■ **REQUIRED WORK**:
Only the pictures are to be left out; set down the rest of the records exactly.

■ ■ ■ ■ ■

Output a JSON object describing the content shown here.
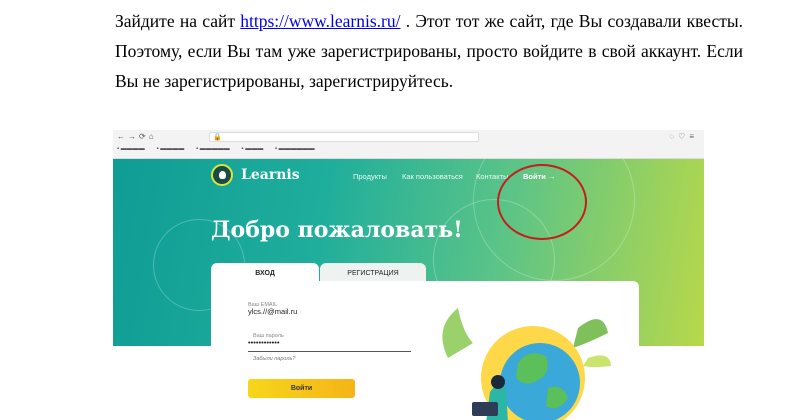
{
  "document": {
    "para_before_link": "Зайдите на сайт ",
    "link_text": "https://www.learnis.ru/",
    "para_after_link": " . Этот тот же сайт, где Вы создавали квесты. Поэтому, если Вы там уже зарегистрированы, просто войдите в свой аккаунт. Если Вы не зарегистрированы, зарегистрируйтесь."
  },
  "screenshot": {
    "site": {
      "logo_text": "Learnis",
      "nav": {
        "products": "Продукты",
        "how_to_use": "Как пользоваться",
        "contacts": "Контакты",
        "login": "Войти →"
      },
      "welcome": "Добро пожаловать!",
      "tabs": {
        "login": "ВХОД",
        "register": "РЕГИСТРАЦИЯ"
      },
      "form": {
        "email_label": "Ваш EMAIL",
        "email_value": "ylcs.//@mail.ru",
        "password_label": "Ваш пароль",
        "password_value": "••••••••••••",
        "forgot": "Забыли пароль?",
        "submit": "Войти"
      }
    },
    "colors": {
      "hero_start": "#0f9c95",
      "hero_end": "#b8d84a",
      "annotation": "#c41e1e",
      "button": "#f5c518"
    }
  }
}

■ ■ ■ ■ ■

■ **ANSWER**:
Output a JSON object describing the content shown here.
{
  "document": {
    "para_before_link": "Зайдите на сайт ",
    "link_text": "https://www.learnis.ru/",
    "para_after_link": " . Этот тот же сайт, где Вы создавали квесты. Поэтому, если Вы там уже зарегистрированы, просто войдите в свой аккаунт. Если Вы не зарегистрированы, зарегистрируйтесь."
  },
  "screenshot": {
    "site": {
      "logo_text": "Learnis",
      "nav": {
        "products": "Продукты",
        "how_to_use": "Как пользоваться",
        "contacts": "Контакты",
        "login": "Войти →"
      },
      "welcome": "Добро пожаловать!",
      "tabs": {
        "login": "ВХОД",
        "register": "РЕГИСТРАЦИЯ"
      },
      "form": {
        "email_label": "Ваш EMAIL",
        "email_value": "ylcs.//@mail.ru",
        "password_label": "Ваш пароль",
        "password_value": "••••••••••••",
        "forgot": "Забыли пароль?",
        "submit": "Войти"
      }
    },
    "colors": {
      "hero_start": "#0f9c95",
      "hero_end": "#b8d84a",
      "annotation": "#c41e1e",
      "button": "#f5c518"
    }
  }
}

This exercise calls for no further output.